■ **Task**
Filter the listing and keep only the lines with the word "ylabel".

** BEGIN **

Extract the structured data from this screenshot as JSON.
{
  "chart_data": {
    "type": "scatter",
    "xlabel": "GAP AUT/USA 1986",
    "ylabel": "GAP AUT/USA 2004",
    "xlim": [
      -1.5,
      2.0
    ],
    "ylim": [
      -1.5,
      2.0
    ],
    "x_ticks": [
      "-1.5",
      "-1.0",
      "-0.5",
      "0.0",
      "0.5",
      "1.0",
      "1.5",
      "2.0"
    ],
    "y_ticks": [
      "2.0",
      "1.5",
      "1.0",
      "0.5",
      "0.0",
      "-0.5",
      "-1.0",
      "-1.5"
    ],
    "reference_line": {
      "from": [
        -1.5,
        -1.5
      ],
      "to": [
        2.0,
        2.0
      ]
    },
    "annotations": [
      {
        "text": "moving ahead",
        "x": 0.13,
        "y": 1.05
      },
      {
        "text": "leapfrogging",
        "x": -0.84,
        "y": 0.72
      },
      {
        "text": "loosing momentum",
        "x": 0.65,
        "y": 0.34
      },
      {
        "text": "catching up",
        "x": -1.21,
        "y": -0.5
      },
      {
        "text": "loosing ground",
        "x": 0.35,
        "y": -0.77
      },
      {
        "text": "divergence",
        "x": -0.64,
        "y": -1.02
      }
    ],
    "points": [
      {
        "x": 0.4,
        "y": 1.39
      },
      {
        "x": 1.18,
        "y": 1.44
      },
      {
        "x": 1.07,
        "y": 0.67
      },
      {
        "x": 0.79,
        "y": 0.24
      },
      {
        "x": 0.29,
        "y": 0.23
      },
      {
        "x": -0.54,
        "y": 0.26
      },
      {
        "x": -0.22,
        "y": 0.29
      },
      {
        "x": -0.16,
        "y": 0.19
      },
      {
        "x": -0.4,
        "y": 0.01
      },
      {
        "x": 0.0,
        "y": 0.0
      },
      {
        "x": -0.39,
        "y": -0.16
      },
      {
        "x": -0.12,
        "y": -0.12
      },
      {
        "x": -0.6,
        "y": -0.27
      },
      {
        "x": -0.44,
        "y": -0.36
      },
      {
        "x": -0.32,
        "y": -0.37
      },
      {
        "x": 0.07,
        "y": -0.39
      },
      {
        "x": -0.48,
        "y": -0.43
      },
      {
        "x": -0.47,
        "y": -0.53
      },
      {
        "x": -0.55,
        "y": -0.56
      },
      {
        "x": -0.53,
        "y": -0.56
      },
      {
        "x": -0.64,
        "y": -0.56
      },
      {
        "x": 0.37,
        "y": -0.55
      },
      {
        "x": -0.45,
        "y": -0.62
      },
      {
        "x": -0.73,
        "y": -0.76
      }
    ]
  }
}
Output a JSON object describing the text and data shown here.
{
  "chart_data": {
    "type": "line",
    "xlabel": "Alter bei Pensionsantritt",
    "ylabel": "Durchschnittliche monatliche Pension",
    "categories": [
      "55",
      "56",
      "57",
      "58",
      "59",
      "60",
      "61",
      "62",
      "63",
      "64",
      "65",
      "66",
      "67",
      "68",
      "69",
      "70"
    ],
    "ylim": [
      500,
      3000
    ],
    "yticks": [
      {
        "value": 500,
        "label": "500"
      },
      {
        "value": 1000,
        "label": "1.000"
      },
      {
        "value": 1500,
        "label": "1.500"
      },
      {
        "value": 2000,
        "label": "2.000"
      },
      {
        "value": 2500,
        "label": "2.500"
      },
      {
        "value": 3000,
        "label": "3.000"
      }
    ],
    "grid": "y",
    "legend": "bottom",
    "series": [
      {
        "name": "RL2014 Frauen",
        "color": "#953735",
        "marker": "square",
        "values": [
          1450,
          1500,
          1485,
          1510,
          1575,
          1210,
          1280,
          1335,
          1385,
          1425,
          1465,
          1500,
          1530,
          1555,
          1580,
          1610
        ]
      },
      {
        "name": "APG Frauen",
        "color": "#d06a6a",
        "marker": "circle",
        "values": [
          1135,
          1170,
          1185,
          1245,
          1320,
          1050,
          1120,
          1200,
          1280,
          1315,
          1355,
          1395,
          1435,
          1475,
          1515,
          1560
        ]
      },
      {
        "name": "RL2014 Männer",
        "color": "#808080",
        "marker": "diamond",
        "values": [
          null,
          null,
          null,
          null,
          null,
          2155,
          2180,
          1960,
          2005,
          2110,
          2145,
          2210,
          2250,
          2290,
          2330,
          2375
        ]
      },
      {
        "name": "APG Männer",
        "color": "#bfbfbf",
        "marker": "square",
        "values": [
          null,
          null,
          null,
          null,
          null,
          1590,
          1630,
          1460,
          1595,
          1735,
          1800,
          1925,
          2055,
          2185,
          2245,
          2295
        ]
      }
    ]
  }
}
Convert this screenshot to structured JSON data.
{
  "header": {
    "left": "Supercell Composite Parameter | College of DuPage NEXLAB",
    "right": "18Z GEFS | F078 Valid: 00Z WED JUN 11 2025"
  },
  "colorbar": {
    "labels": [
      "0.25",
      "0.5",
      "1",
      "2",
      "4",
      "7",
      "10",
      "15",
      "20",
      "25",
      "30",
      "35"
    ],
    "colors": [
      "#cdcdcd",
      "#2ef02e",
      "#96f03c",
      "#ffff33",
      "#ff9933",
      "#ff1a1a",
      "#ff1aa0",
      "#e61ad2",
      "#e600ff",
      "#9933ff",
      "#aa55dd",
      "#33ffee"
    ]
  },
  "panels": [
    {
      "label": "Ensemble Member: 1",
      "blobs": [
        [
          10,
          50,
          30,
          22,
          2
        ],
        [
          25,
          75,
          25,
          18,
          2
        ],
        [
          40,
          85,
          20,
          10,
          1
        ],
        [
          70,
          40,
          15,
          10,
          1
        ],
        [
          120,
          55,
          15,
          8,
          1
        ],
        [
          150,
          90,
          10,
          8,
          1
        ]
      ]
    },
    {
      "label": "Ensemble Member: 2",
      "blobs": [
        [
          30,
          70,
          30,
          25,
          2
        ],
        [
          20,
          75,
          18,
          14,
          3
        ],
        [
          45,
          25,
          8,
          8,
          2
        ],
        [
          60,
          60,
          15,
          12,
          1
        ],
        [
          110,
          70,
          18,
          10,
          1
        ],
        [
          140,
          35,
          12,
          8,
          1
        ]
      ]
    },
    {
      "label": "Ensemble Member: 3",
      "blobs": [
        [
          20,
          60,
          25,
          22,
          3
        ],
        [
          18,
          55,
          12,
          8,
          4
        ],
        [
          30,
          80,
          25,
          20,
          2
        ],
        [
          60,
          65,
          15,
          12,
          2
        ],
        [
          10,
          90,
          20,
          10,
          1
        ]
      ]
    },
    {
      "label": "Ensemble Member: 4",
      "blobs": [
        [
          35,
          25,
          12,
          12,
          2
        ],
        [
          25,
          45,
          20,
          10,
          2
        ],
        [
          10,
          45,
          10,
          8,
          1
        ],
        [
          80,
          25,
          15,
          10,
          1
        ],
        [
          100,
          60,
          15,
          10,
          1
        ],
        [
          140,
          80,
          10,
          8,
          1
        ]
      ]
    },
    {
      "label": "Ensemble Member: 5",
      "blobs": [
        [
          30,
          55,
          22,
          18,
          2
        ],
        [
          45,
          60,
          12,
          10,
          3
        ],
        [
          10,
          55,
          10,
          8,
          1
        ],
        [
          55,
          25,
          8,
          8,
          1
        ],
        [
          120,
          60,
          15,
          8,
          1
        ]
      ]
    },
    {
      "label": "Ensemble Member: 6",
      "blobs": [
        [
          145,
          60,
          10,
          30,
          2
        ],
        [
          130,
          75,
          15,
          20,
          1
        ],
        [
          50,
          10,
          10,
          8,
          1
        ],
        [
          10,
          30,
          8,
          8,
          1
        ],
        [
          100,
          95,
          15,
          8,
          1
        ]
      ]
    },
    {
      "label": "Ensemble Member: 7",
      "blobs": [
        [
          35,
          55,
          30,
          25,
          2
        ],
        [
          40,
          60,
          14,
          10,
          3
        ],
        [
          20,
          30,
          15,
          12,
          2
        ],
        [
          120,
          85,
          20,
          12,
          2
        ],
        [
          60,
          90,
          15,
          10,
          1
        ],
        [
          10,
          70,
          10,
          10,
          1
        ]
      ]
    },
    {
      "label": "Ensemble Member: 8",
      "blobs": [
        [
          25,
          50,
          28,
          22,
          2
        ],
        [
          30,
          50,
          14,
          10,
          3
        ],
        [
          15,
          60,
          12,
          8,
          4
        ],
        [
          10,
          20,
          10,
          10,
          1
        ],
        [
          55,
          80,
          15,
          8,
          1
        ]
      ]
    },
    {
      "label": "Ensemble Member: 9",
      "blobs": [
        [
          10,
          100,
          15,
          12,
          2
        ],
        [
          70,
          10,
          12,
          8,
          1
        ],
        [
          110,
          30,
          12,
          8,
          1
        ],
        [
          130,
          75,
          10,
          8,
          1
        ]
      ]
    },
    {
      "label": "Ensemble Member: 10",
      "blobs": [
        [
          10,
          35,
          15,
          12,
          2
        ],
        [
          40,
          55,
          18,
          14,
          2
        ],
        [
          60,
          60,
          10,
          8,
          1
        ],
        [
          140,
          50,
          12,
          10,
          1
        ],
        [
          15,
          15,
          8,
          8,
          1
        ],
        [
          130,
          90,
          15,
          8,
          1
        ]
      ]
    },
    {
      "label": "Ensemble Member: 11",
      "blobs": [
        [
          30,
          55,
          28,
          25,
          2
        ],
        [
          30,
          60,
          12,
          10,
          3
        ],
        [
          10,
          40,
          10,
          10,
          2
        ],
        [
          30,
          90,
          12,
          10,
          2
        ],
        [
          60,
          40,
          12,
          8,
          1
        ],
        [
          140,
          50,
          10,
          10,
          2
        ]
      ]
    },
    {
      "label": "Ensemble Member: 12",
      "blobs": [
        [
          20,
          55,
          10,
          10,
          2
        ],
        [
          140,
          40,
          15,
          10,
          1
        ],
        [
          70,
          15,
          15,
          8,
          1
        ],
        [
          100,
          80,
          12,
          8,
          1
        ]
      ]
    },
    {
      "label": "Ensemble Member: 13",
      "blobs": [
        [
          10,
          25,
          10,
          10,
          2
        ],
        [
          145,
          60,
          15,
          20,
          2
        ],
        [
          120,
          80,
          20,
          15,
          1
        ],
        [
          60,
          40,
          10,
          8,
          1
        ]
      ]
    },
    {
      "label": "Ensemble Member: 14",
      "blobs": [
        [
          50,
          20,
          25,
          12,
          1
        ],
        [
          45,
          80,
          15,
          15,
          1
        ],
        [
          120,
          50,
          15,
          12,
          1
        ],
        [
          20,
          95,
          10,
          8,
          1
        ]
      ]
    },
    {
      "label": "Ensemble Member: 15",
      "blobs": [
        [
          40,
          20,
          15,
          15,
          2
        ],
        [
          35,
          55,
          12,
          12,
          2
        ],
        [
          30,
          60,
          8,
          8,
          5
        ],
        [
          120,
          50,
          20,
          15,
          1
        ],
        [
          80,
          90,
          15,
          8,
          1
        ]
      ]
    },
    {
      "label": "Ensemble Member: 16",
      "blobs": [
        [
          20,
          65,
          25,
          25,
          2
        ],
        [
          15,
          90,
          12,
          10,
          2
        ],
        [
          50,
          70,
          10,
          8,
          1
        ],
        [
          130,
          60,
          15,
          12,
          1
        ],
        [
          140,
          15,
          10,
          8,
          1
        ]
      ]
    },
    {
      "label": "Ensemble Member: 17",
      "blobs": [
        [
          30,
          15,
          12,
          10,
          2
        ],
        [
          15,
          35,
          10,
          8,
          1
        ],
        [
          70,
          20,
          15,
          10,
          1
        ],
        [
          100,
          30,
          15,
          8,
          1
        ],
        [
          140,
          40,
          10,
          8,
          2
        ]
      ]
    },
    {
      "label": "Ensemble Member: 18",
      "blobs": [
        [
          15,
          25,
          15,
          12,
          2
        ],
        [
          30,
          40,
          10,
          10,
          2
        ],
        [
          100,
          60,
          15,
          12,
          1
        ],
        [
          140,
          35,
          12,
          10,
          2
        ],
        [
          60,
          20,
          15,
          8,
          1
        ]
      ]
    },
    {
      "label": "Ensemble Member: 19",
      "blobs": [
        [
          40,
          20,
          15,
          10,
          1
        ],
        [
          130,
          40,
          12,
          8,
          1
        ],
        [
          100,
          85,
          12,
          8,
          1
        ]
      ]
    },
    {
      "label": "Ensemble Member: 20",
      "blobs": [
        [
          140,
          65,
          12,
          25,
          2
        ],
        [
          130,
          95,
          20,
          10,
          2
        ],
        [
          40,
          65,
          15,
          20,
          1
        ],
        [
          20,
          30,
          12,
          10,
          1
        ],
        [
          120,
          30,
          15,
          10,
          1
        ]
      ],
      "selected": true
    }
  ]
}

** END **

■ **Final result**
    "ylabel": "GAP AUT/USA 2004",
    "ylabel": "Durchschnittliche monatliche Pension",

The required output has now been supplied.